- [JOB] From the entries that follow, gather each line holding the word "JSON".
::::::::
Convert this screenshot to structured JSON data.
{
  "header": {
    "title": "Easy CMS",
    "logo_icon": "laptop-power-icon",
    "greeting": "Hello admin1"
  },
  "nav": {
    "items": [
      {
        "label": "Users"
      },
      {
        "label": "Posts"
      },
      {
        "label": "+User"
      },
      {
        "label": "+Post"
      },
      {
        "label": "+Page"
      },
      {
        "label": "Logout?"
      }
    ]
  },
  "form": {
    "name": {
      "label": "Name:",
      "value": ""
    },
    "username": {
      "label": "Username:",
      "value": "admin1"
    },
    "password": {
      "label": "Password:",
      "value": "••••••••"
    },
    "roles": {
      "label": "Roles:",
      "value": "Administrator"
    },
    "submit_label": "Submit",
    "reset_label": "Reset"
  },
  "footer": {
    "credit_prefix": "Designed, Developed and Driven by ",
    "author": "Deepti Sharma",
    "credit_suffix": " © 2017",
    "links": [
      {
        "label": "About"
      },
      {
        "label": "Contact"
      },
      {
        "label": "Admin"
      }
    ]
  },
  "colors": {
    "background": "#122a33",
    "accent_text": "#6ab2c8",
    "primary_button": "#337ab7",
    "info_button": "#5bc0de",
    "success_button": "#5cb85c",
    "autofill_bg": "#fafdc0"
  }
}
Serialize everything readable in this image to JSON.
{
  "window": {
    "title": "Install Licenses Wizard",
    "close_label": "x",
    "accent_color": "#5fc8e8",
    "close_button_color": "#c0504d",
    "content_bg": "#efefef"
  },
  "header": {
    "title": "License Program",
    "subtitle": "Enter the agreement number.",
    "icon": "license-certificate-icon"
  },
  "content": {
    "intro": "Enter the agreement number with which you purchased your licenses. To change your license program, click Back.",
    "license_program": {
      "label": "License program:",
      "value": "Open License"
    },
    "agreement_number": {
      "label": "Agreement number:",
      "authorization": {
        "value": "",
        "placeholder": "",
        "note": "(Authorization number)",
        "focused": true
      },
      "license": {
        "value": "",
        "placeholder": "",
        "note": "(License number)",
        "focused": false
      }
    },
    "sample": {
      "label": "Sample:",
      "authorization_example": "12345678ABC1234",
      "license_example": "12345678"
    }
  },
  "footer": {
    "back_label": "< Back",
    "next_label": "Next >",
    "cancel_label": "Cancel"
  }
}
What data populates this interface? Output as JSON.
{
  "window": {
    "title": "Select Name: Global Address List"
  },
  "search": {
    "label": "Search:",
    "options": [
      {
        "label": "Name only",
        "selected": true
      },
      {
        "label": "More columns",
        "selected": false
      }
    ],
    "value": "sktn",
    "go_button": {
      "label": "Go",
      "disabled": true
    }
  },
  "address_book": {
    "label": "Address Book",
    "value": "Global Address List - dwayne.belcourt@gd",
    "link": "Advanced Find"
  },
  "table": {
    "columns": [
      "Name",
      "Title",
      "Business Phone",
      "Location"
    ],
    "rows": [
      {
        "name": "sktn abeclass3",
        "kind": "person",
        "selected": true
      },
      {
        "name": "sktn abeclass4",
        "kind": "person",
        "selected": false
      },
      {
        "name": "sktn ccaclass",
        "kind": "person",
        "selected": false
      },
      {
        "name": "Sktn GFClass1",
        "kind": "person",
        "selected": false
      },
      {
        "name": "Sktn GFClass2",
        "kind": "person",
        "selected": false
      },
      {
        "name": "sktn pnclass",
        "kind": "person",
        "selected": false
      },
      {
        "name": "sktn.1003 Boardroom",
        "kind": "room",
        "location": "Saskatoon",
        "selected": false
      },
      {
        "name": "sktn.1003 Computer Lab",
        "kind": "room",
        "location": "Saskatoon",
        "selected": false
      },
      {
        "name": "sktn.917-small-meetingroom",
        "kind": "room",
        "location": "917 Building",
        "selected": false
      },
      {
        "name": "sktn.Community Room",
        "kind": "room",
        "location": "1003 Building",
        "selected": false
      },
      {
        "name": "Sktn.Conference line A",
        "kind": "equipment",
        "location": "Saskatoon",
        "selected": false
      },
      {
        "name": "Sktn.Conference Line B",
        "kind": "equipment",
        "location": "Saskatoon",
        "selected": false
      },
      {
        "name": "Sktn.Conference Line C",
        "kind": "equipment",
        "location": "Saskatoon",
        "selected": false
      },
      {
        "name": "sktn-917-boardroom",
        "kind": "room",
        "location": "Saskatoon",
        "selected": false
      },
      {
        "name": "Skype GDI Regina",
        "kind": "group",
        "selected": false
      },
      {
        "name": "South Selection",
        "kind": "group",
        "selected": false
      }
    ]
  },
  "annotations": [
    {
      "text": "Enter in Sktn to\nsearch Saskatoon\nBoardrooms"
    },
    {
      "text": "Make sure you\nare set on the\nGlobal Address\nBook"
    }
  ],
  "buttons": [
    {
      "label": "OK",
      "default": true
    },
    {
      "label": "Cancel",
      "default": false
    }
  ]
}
::::::::
- [SOLUTION BELOW]
Convert this screenshot to structured JSON data.
Serialize everything readable in this image to JSON.
What data populates this interface? Output as JSON.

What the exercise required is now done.